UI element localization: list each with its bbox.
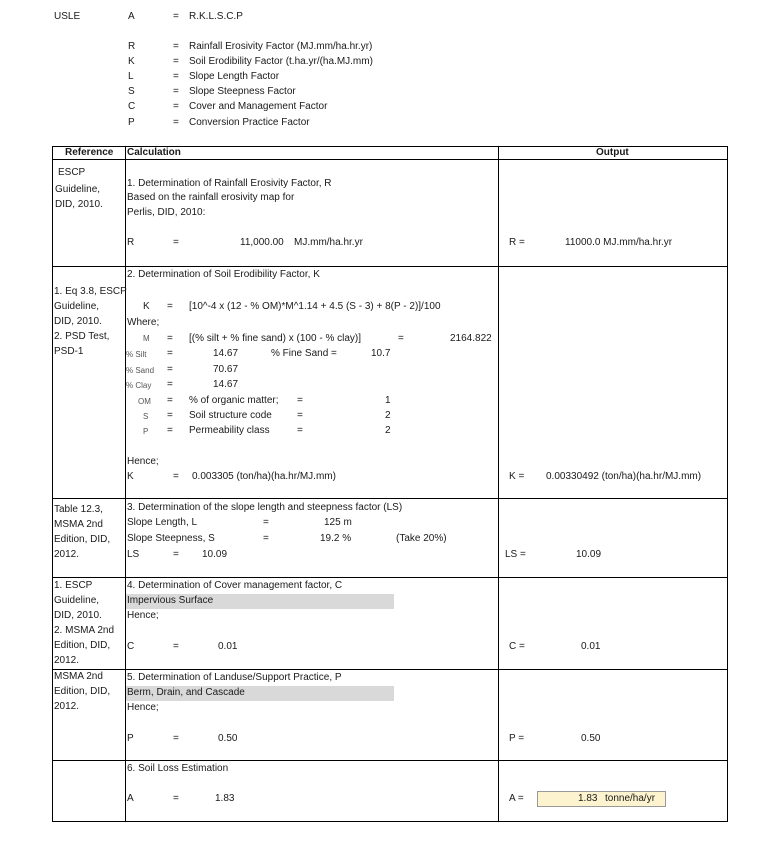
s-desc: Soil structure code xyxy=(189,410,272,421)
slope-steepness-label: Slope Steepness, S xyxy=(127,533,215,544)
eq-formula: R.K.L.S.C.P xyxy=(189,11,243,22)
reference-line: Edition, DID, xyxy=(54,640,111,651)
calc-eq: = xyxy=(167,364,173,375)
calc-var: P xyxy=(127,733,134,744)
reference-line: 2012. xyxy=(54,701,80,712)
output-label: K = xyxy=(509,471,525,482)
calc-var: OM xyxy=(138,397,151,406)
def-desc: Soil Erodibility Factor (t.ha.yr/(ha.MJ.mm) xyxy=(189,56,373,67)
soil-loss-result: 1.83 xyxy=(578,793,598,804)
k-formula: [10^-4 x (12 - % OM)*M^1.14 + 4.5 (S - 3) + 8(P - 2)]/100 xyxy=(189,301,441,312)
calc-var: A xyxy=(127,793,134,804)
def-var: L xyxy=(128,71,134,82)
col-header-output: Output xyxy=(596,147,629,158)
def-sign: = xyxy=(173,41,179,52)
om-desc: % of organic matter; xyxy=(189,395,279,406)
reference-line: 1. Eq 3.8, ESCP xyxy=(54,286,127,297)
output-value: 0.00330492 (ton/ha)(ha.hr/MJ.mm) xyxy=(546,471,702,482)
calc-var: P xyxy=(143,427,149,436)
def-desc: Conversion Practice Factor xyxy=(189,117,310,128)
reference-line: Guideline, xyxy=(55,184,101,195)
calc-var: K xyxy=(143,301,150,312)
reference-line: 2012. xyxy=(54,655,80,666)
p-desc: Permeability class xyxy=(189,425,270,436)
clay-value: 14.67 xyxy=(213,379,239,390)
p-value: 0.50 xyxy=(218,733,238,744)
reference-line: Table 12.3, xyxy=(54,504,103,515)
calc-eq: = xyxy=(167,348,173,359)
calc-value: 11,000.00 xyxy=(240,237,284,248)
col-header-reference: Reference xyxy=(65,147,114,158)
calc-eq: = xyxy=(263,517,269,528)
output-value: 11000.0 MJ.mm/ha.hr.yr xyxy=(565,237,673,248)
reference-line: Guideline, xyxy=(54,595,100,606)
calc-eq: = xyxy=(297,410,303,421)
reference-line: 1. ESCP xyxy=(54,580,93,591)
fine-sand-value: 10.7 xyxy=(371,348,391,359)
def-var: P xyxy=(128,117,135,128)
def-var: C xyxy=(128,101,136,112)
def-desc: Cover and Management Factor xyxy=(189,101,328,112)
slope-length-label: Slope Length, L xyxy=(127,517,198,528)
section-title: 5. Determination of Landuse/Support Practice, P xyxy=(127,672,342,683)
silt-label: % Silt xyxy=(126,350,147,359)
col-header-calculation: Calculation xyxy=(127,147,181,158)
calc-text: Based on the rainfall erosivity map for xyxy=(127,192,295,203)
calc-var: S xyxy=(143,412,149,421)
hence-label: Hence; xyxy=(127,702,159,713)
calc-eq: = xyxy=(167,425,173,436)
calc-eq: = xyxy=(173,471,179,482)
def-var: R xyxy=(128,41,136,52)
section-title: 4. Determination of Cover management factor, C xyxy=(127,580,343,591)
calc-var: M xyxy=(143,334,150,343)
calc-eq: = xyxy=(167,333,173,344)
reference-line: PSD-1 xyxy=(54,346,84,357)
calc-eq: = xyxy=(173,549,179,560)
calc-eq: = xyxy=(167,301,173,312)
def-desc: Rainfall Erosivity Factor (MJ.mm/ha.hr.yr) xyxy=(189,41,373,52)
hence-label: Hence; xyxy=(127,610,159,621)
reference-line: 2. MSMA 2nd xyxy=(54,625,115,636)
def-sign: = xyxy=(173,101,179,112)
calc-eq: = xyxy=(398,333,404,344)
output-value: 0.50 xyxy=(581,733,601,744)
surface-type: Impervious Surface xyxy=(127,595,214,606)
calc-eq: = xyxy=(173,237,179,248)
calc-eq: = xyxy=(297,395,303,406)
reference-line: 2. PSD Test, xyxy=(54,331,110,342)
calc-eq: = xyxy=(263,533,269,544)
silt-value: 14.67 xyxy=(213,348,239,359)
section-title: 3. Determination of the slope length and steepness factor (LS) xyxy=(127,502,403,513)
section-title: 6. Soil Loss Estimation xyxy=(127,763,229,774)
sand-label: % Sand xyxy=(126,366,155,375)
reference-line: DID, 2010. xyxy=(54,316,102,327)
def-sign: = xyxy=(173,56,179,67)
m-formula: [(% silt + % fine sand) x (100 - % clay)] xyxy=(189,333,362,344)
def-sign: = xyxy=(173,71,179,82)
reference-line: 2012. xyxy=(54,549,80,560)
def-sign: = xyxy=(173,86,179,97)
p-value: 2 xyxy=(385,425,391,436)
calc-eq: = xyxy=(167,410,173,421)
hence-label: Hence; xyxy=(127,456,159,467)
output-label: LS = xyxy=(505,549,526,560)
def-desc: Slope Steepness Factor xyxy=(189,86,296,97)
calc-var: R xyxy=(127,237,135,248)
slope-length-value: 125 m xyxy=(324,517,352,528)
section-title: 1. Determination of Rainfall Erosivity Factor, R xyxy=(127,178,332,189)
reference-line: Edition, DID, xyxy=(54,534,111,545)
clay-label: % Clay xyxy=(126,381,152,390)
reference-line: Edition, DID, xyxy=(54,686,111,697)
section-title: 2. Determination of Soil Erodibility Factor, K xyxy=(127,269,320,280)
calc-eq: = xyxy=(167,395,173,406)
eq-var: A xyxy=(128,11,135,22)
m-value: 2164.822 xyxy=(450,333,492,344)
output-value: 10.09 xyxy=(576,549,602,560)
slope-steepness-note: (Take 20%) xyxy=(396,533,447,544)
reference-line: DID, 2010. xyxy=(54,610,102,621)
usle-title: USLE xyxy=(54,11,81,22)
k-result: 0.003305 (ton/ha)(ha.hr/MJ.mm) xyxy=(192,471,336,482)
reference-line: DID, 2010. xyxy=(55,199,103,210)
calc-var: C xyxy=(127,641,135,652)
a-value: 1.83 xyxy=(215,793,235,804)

=-=-=

▸ Given exercise
In all the records above, rename "calc-var" to "calc-variable" and write the lines out again with nothing else changed. Omit the pictures.

▸ Solution
UI element localization: list each with its bbox.
s-desc: Soil structure code xyxy=(189,410,272,421)
slope-steepness-label: Slope Steepness, S xyxy=(127,533,215,544)
eq-formula: R.K.L.S.C.P xyxy=(189,11,243,22)
reference-line: Edition, DID, xyxy=(54,640,111,651)
calc-eq: = xyxy=(167,364,173,375)
calc-variable: P xyxy=(127,733,134,744)
reference-line: 2012. xyxy=(54,701,80,712)
output-label: K = xyxy=(509,471,525,482)
calc-variable: OM xyxy=(138,397,151,406)
def-desc: Soil Erodibility Factor (t.ha.yr/(ha.MJ.mm) xyxy=(189,56,373,67)
soil-loss-result: 1.83 xyxy=(578,793,598,804)
k-formula: [10^-4 x (12 - % OM)*M^1.14 + 4.5 (S - 3) + 8(P - 2)]/100 xyxy=(189,301,441,312)
calc-variable: A xyxy=(127,793,134,804)
def-var: L xyxy=(128,71,134,82)
col-header-output: Output xyxy=(596,147,629,158)
def-sign: = xyxy=(173,41,179,52)
om-desc: % of organic matter; xyxy=(189,395,279,406)
reference-line: 1. Eq 3.8, ESCP xyxy=(54,286,127,297)
output-value: 0.00330492 (ton/ha)(ha.hr/MJ.mm) xyxy=(546,471,702,482)
calc-variable: P xyxy=(143,427,149,436)
def-desc: Conversion Practice Factor xyxy=(189,117,310,128)
reference-line: Guideline, xyxy=(55,184,101,195)
calc-variable: K xyxy=(143,301,150,312)
reference-line: 2012. xyxy=(54,655,80,666)
p-desc: Permeability class xyxy=(189,425,270,436)
clay-value: 14.67 xyxy=(213,379,239,390)
p-value: 0.50 xyxy=(218,733,238,744)
reference-line: Table 12.3, xyxy=(54,504,103,515)
calc-eq: = xyxy=(167,348,173,359)
calc-value: 11,000.00 xyxy=(240,237,284,248)
col-header-reference: Reference xyxy=(65,147,114,158)
calc-eq: = xyxy=(263,517,269,528)
output-value: 11000.0 MJ.mm/ha.hr.yr xyxy=(565,237,673,248)
reference-line: Guideline, xyxy=(54,595,100,606)
calc-eq: = xyxy=(297,410,303,421)
reference-line: 1. ESCP xyxy=(54,580,93,591)
fine-sand-value: 10.7 xyxy=(371,348,391,359)
def-var: P xyxy=(128,117,135,128)
def-var: C xyxy=(128,101,136,112)
def-desc: Cover and Management Factor xyxy=(189,101,328,112)
slope-length-label: Slope Length, L xyxy=(127,517,198,528)
section-title: 5. Determination of Landuse/Support Practice, P xyxy=(127,672,342,683)
silt-label: % Silt xyxy=(126,350,147,359)
col-header-calculation: Calculation xyxy=(127,147,181,158)
calc-text: Based on the rainfall erosivity map for xyxy=(127,192,295,203)
calc-variable: S xyxy=(143,412,149,421)
hence-label: Hence; xyxy=(127,702,159,713)
calc-eq: = xyxy=(167,425,173,436)
calc-eq: = xyxy=(173,471,179,482)
def-var: R xyxy=(128,41,136,52)
section-title: 4. Determination of Cover management factor, C xyxy=(127,580,343,591)
calc-variable: M xyxy=(143,334,150,343)
calc-eq: = xyxy=(167,333,173,344)
reference-line: PSD-1 xyxy=(54,346,84,357)
calc-eq: = xyxy=(173,549,179,560)
calc-eq: = xyxy=(167,301,173,312)
def-desc: Rainfall Erosivity Factor (MJ.mm/ha.hr.yr) xyxy=(189,41,373,52)
hence-label: Hence; xyxy=(127,610,159,621)
reference-line: 2. MSMA 2nd xyxy=(54,625,115,636)
def-sign: = xyxy=(173,101,179,112)
calc-eq: = xyxy=(398,333,404,344)
output-value: 0.50 xyxy=(581,733,601,744)
surface-type: Impervious Surface xyxy=(127,595,214,606)
calc-eq: = xyxy=(173,237,179,248)
calc-eq: = xyxy=(297,395,303,406)
reference-line: 2. PSD Test, xyxy=(54,331,110,342)
calc-eq: = xyxy=(263,533,269,544)
silt-value: 14.67 xyxy=(213,348,239,359)
section-title: 3. Determination of the slope length and steepness factor (LS) xyxy=(127,502,403,513)
section-title: 6. Soil Loss Estimation xyxy=(127,763,229,774)
sand-label: % Sand xyxy=(126,366,155,375)
reference-line: DID, 2010. xyxy=(54,316,102,327)
def-sign: = xyxy=(173,56,179,67)
m-formula: [(% silt + % fine sand) x (100 - % clay)] xyxy=(189,333,362,344)
def-sign: = xyxy=(173,71,179,82)
reference-line: 2012. xyxy=(54,549,80,560)
def-sign: = xyxy=(173,86,179,97)
p-value: 2 xyxy=(385,425,391,436)
calc-eq: = xyxy=(167,410,173,421)
hence-label: Hence; xyxy=(127,456,159,467)
output-label: LS = xyxy=(505,549,526,560)
def-desc: Slope Steepness Factor xyxy=(189,86,296,97)
calc-variable: R xyxy=(127,237,135,248)
slope-length-value: 125 m xyxy=(324,517,352,528)
section-title: 1. Determination of Rainfall Erosivity Factor, R xyxy=(127,178,332,189)
reference-line: Edition, DID, xyxy=(54,534,111,545)
clay-label: % Clay xyxy=(126,381,152,390)
reference-line: Edition, DID, xyxy=(54,686,111,697)
section-title: 2. Determination of Soil Erodibility Factor, K xyxy=(127,269,320,280)
calc-eq: = xyxy=(167,395,173,406)
eq-var: A xyxy=(128,11,135,22)
m-value: 2164.822 xyxy=(450,333,492,344)
output-value: 10.09 xyxy=(576,549,602,560)
slope-steepness-note: (Take 20%) xyxy=(396,533,447,544)
reference-line: DID, 2010. xyxy=(54,610,102,621)
usle-title: USLE xyxy=(54,11,81,22)
k-result: 0.003305 (ton/ha)(ha.hr/MJ.mm) xyxy=(192,471,336,482)
reference-line: DID, 2010. xyxy=(55,199,103,210)
calc-variable: C xyxy=(127,641,135,652)
a-value: 1.83 xyxy=(215,793,235,804)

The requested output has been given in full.